== What you will do ==
Copy out all the lines exactly. Omit pictures.

Stored items:
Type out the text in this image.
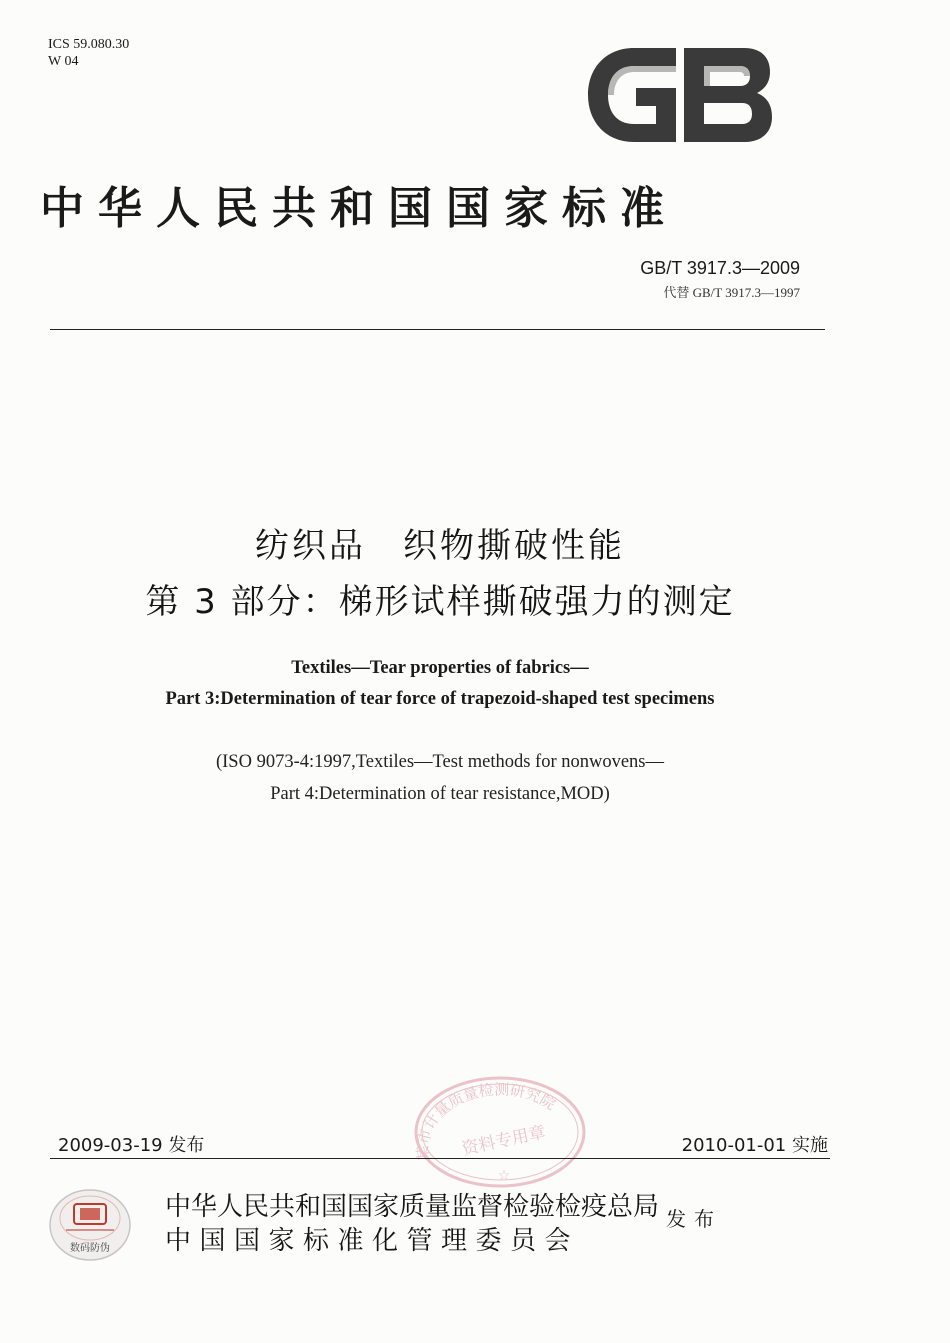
ICS 59.080.30
W 04
中华人民共和国国家标准
GB/T 3917.3—2009
代替 GB/T 3917.3—1997
纺织品　织物撕破性能
第 3 部分：梯形试样撕破强力的测定
Textiles—Tear properties of fabrics—
Part 3:Determination of tear force of trapezoid-shaped test specimens
(ISO 9073-4:1997,Textiles—Test methods for nonwovens—
Part 4:Determination of tear resistance,MOD)
某市计量质量检测研究院
资料专用章
☆
2009-03-19 发布	2010-01-01 实施
数码防伪
中华人民共和国国家质量监督检验检疫总局
中国国家标准化管理委员会
发布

== The result ==
Type out the text in this image.
ICS 59.080.30
W 04
中华人民共和国国家标准
GB/T 3917.3—2009
代替 GB/T 3917.3—1997
纺织品　织物撕破性能
第 3 部分：梯形试样撕破强力的测定
Textiles—Tear properties of fabrics—
Part 3:Determination of tear force of trapezoid-shaped test specimens
(ISO 9073-4:1997,Textiles—Test methods for nonwovens—
Part 4:Determination of tear resistance,MOD)
某市计量质量检测研究院
资料专用章
☆
2009-03-19 发布	2010-01-01 实施
数码防伪
中华人民共和国国家质量监督检验检疫总局
中国国家标准化管理委员会
发布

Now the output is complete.